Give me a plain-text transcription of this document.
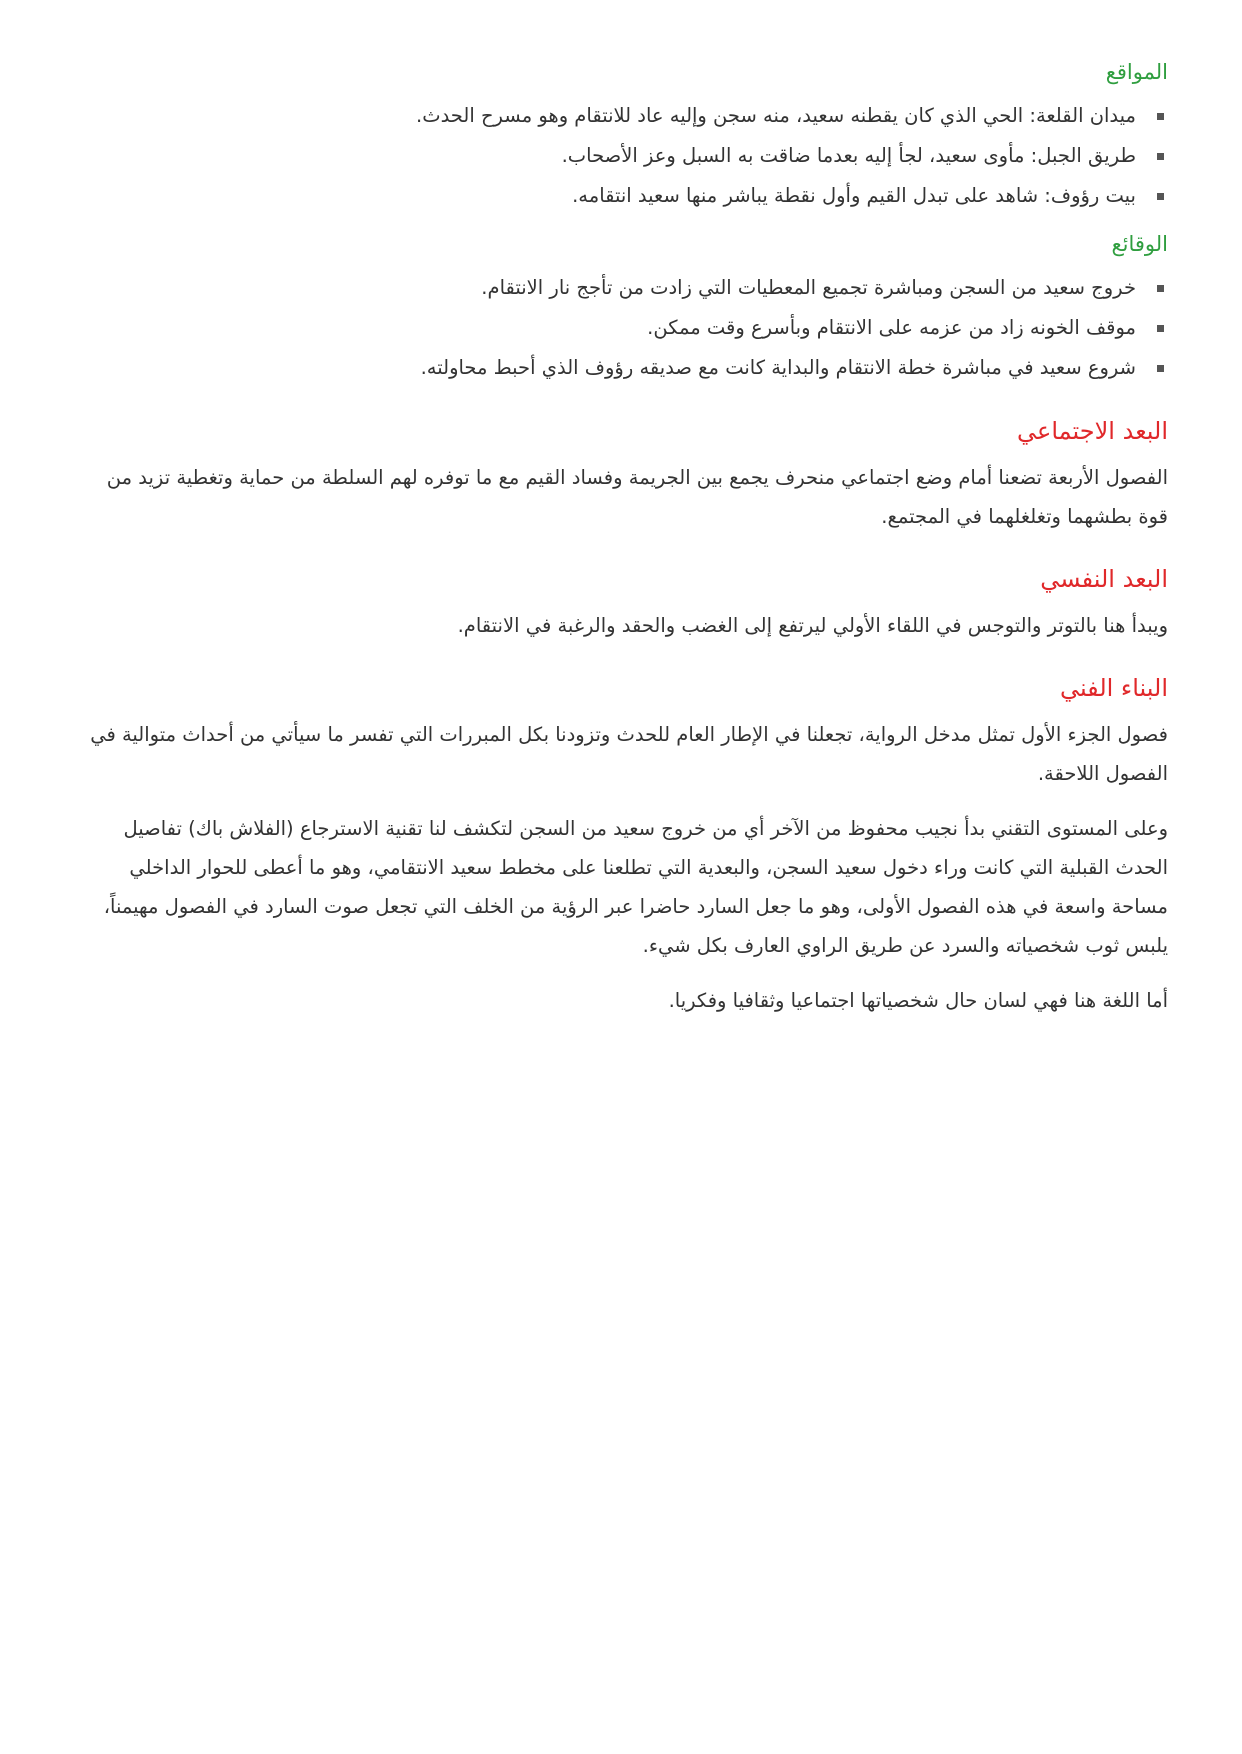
المواقع
ميدان القلعة: الحي الذي كان يقطنه سعيد، منه سجن وإليه عاد للانتقام وهو مسرح الحدث.
طريق الجبل: مأوى سعيد، لجأ إليه بعدما ضاقت به السبل وعز الأصحاب.
بيت رؤوف: شاهد على تبدل القيم وأول نقطة يباشر منها سعيد انتقامه.
الوقائع
خروج سعيد من السجن ومباشرة تجميع المعطيات التي زادت من تأجج نار الانتقام.
موقف الخونه زاد من عزمه على الانتقام وبأسرع وقت ممكن.
شروع سعيد في مباشرة خطة الانتقام والبداية كانت مع صديقه رؤوف الذي أحبط محاولته.
البعد الاجتماعي

الفصول الأربعة تضعنا أمام وضع اجتماعي منحرف يجمع بين الجريمة وفساد القيم مع ما توفره لهم السلطة من حماية وتغطية تزيد من قوة بطشهما وتغلغلهما في المجتمع.

البعد النفسي

ويبدأ هنا بالتوتر والتوجس في اللقاء الأولي ليرتفع إلى الغضب والحقد والرغبة في الانتقام.

البناء الفني

فصول الجزء الأول تمثل مدخل الرواية، تجعلنا في الإطار العام للحدث وتزودنا بكل المبررات التي تفسر ما سيأتي من أحداث متوالية في الفصول اللاحقة.

وعلى المستوى التقني بدأ نجيب محفوظ من الآخر أي من خروج سعيد من السجن لتكشف لنا تقنية الاسترجاع (الفلاش باك) تفاصيل الحدث القبلية التي كانت وراء دخول سعيد السجن، والبعدية التي تطلعنا على مخطط سعيد الانتقامي، وهو ما أعطى للحوار الداخلي مساحة واسعة في هذه الفصول الأولى، وهو ما جعل السارد حاضرا عبر الرؤية من الخلف التي تجعل صوت السارد في الفصول مهيمناً، يلبس ثوب شخصياته والسرد عن طريق الراوي العارف بكل شيء.

أما اللغة هنا فهي لسان حال شخصياتها اجتماعيا وثقافيا وفكريا.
——
### DIRECTIVE
Using the entries above, return each line in which the word "القيم" occurs.

### TASK ANSWER
بيت رؤوف: شاهد على تبدل القيم وأول نقطة يباشر منها سعيد انتقامه.
الفصول الأربعة تضعنا أمام وضع اجتماعي منحرف يجمع بين الجريمة وفساد القيم مع ما توفره لهم السلطة من حماية وتغطية تزيد من قوة بطشهما وتغلغلهما في المجتمع.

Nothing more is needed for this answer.